Task statement: Give the number of lines in this listing that contain "structured", with no other words.

Entries supplied:
----------

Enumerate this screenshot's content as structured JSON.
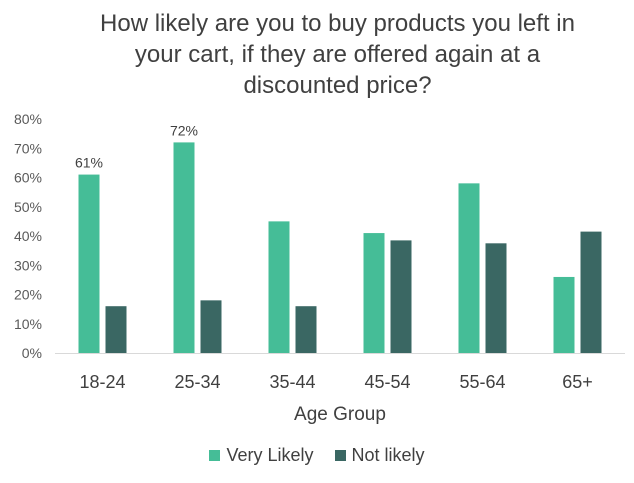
{
  "chart_data": {
    "type": "bar",
    "title_lines": [
      "How likely are you to buy products you left in",
      "your cart, if they are offered again at a",
      "discounted price?"
    ],
    "xlabel": "Age Group",
    "ylabel": "",
    "categories": [
      "18-24",
      "25-34",
      "35-44",
      "45-54",
      "55-64",
      "65+"
    ],
    "ylim": [
      0,
      80
    ],
    "yticks": [
      "0%",
      "10%",
      "20%",
      "30%",
      "40%",
      "50%",
      "60%",
      "70%",
      "80%"
    ],
    "grid": false,
    "legend_position": "bottom",
    "series": [
      {
        "name": "Very Likely",
        "color": "#45bd97",
        "values": [
          61,
          72,
          45,
          41,
          58,
          26
        ],
        "data_labels": [
          "61%",
          "72%",
          "",
          "",
          "",
          ""
        ]
      },
      {
        "name": "Not likely",
        "color": "#3a6763",
        "values": [
          16,
          18,
          16,
          38.5,
          37.5,
          41.5
        ],
        "data_labels": [
          "",
          "",
          "",
          "",
          "",
          ""
        ]
      }
    ]
  }
}
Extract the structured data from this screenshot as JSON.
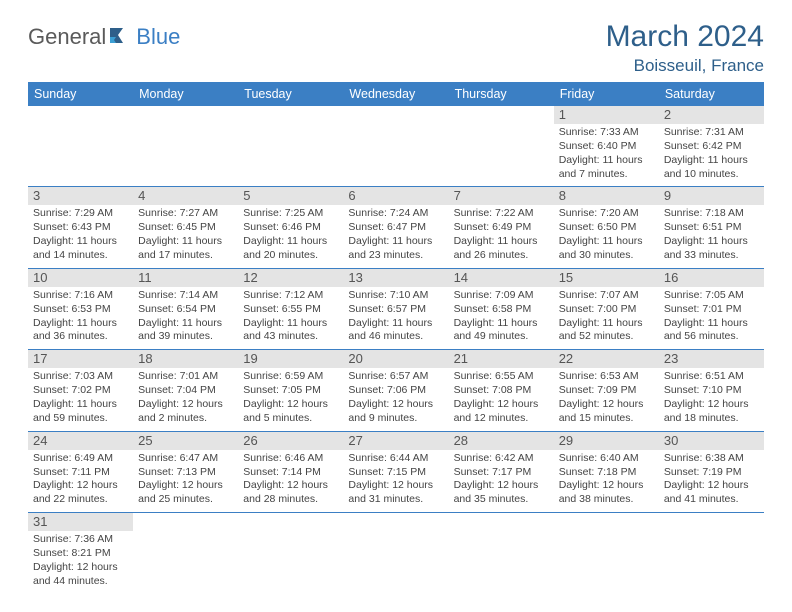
{
  "logo": {
    "part1": "General",
    "part2": "Blue"
  },
  "title": "March 2024",
  "location": "Boisseuil, France",
  "colors": {
    "header_bg": "#3b7fc4",
    "header_text": "#ffffff",
    "title_color": "#2e5f8a",
    "border": "#3b7fc4",
    "numbar_bg": "#e4e4e4",
    "body_text": "#444444"
  },
  "weekdays": [
    "Sunday",
    "Monday",
    "Tuesday",
    "Wednesday",
    "Thursday",
    "Friday",
    "Saturday"
  ],
  "weeks": [
    [
      null,
      null,
      null,
      null,
      null,
      {
        "d": "1",
        "sr": "Sunrise: 7:33 AM",
        "ss": "Sunset: 6:40 PM",
        "dl1": "Daylight: 11 hours",
        "dl2": "and 7 minutes."
      },
      {
        "d": "2",
        "sr": "Sunrise: 7:31 AM",
        "ss": "Sunset: 6:42 PM",
        "dl1": "Daylight: 11 hours",
        "dl2": "and 10 minutes."
      }
    ],
    [
      {
        "d": "3",
        "sr": "Sunrise: 7:29 AM",
        "ss": "Sunset: 6:43 PM",
        "dl1": "Daylight: 11 hours",
        "dl2": "and 14 minutes."
      },
      {
        "d": "4",
        "sr": "Sunrise: 7:27 AM",
        "ss": "Sunset: 6:45 PM",
        "dl1": "Daylight: 11 hours",
        "dl2": "and 17 minutes."
      },
      {
        "d": "5",
        "sr": "Sunrise: 7:25 AM",
        "ss": "Sunset: 6:46 PM",
        "dl1": "Daylight: 11 hours",
        "dl2": "and 20 minutes."
      },
      {
        "d": "6",
        "sr": "Sunrise: 7:24 AM",
        "ss": "Sunset: 6:47 PM",
        "dl1": "Daylight: 11 hours",
        "dl2": "and 23 minutes."
      },
      {
        "d": "7",
        "sr": "Sunrise: 7:22 AM",
        "ss": "Sunset: 6:49 PM",
        "dl1": "Daylight: 11 hours",
        "dl2": "and 26 minutes."
      },
      {
        "d": "8",
        "sr": "Sunrise: 7:20 AM",
        "ss": "Sunset: 6:50 PM",
        "dl1": "Daylight: 11 hours",
        "dl2": "and 30 minutes."
      },
      {
        "d": "9",
        "sr": "Sunrise: 7:18 AM",
        "ss": "Sunset: 6:51 PM",
        "dl1": "Daylight: 11 hours",
        "dl2": "and 33 minutes."
      }
    ],
    [
      {
        "d": "10",
        "sr": "Sunrise: 7:16 AM",
        "ss": "Sunset: 6:53 PM",
        "dl1": "Daylight: 11 hours",
        "dl2": "and 36 minutes."
      },
      {
        "d": "11",
        "sr": "Sunrise: 7:14 AM",
        "ss": "Sunset: 6:54 PM",
        "dl1": "Daylight: 11 hours",
        "dl2": "and 39 minutes."
      },
      {
        "d": "12",
        "sr": "Sunrise: 7:12 AM",
        "ss": "Sunset: 6:55 PM",
        "dl1": "Daylight: 11 hours",
        "dl2": "and 43 minutes."
      },
      {
        "d": "13",
        "sr": "Sunrise: 7:10 AM",
        "ss": "Sunset: 6:57 PM",
        "dl1": "Daylight: 11 hours",
        "dl2": "and 46 minutes."
      },
      {
        "d": "14",
        "sr": "Sunrise: 7:09 AM",
        "ss": "Sunset: 6:58 PM",
        "dl1": "Daylight: 11 hours",
        "dl2": "and 49 minutes."
      },
      {
        "d": "15",
        "sr": "Sunrise: 7:07 AM",
        "ss": "Sunset: 7:00 PM",
        "dl1": "Daylight: 11 hours",
        "dl2": "and 52 minutes."
      },
      {
        "d": "16",
        "sr": "Sunrise: 7:05 AM",
        "ss": "Sunset: 7:01 PM",
        "dl1": "Daylight: 11 hours",
        "dl2": "and 56 minutes."
      }
    ],
    [
      {
        "d": "17",
        "sr": "Sunrise: 7:03 AM",
        "ss": "Sunset: 7:02 PM",
        "dl1": "Daylight: 11 hours",
        "dl2": "and 59 minutes."
      },
      {
        "d": "18",
        "sr": "Sunrise: 7:01 AM",
        "ss": "Sunset: 7:04 PM",
        "dl1": "Daylight: 12 hours",
        "dl2": "and 2 minutes."
      },
      {
        "d": "19",
        "sr": "Sunrise: 6:59 AM",
        "ss": "Sunset: 7:05 PM",
        "dl1": "Daylight: 12 hours",
        "dl2": "and 5 minutes."
      },
      {
        "d": "20",
        "sr": "Sunrise: 6:57 AM",
        "ss": "Sunset: 7:06 PM",
        "dl1": "Daylight: 12 hours",
        "dl2": "and 9 minutes."
      },
      {
        "d": "21",
        "sr": "Sunrise: 6:55 AM",
        "ss": "Sunset: 7:08 PM",
        "dl1": "Daylight: 12 hours",
        "dl2": "and 12 minutes."
      },
      {
        "d": "22",
        "sr": "Sunrise: 6:53 AM",
        "ss": "Sunset: 7:09 PM",
        "dl1": "Daylight: 12 hours",
        "dl2": "and 15 minutes."
      },
      {
        "d": "23",
        "sr": "Sunrise: 6:51 AM",
        "ss": "Sunset: 7:10 PM",
        "dl1": "Daylight: 12 hours",
        "dl2": "and 18 minutes."
      }
    ],
    [
      {
        "d": "24",
        "sr": "Sunrise: 6:49 AM",
        "ss": "Sunset: 7:11 PM",
        "dl1": "Daylight: 12 hours",
        "dl2": "and 22 minutes."
      },
      {
        "d": "25",
        "sr": "Sunrise: 6:47 AM",
        "ss": "Sunset: 7:13 PM",
        "dl1": "Daylight: 12 hours",
        "dl2": "and 25 minutes."
      },
      {
        "d": "26",
        "sr": "Sunrise: 6:46 AM",
        "ss": "Sunset: 7:14 PM",
        "dl1": "Daylight: 12 hours",
        "dl2": "and 28 minutes."
      },
      {
        "d": "27",
        "sr": "Sunrise: 6:44 AM",
        "ss": "Sunset: 7:15 PM",
        "dl1": "Daylight: 12 hours",
        "dl2": "and 31 minutes."
      },
      {
        "d": "28",
        "sr": "Sunrise: 6:42 AM",
        "ss": "Sunset: 7:17 PM",
        "dl1": "Daylight: 12 hours",
        "dl2": "and 35 minutes."
      },
      {
        "d": "29",
        "sr": "Sunrise: 6:40 AM",
        "ss": "Sunset: 7:18 PM",
        "dl1": "Daylight: 12 hours",
        "dl2": "and 38 minutes."
      },
      {
        "d": "30",
        "sr": "Sunrise: 6:38 AM",
        "ss": "Sunset: 7:19 PM",
        "dl1": "Daylight: 12 hours",
        "dl2": "and 41 minutes."
      }
    ],
    [
      {
        "d": "31",
        "sr": "Sunrise: 7:36 AM",
        "ss": "Sunset: 8:21 PM",
        "dl1": "Daylight: 12 hours",
        "dl2": "and 44 minutes."
      },
      null,
      null,
      null,
      null,
      null,
      null
    ]
  ]
}
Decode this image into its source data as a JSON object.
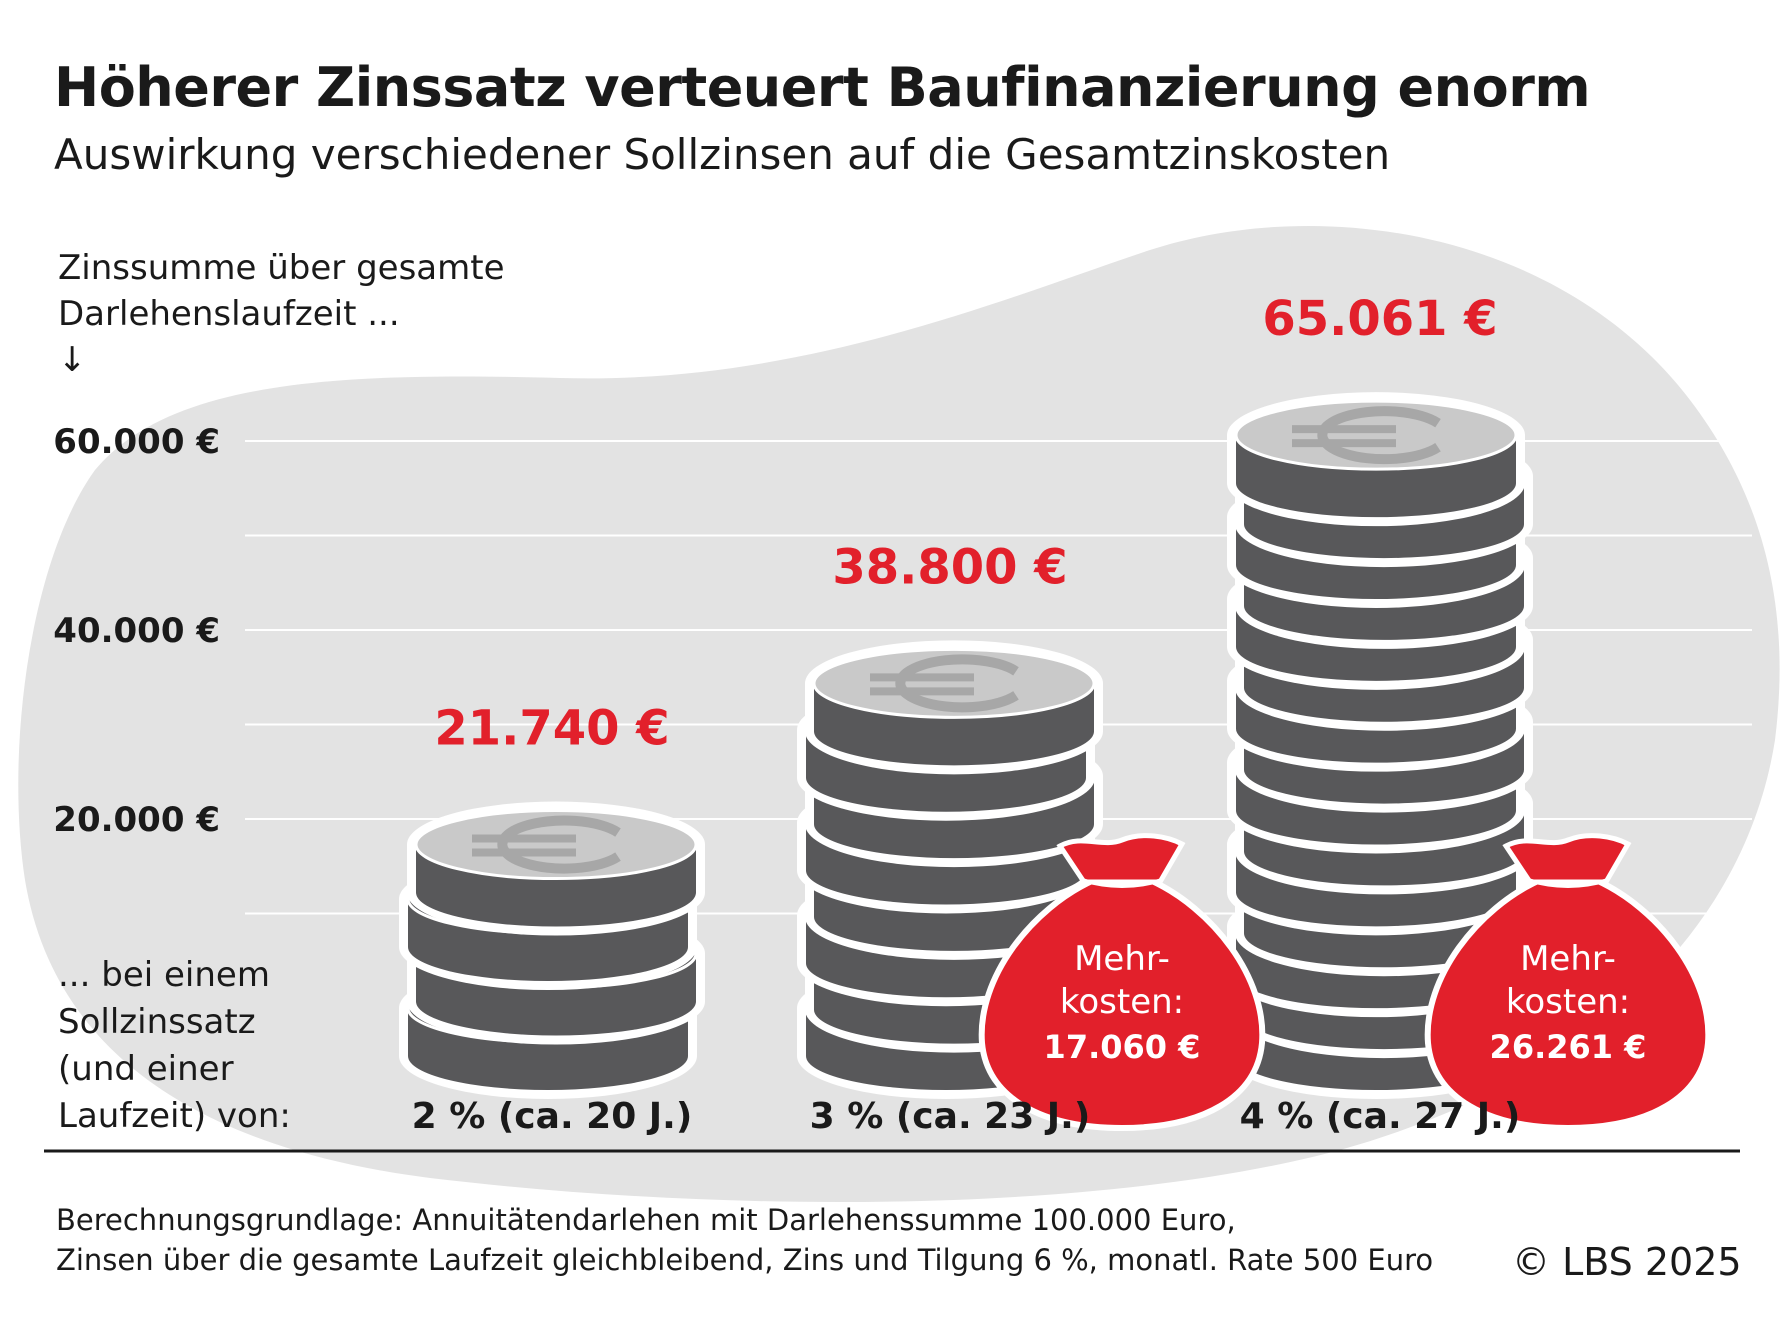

----------

Full solution: 2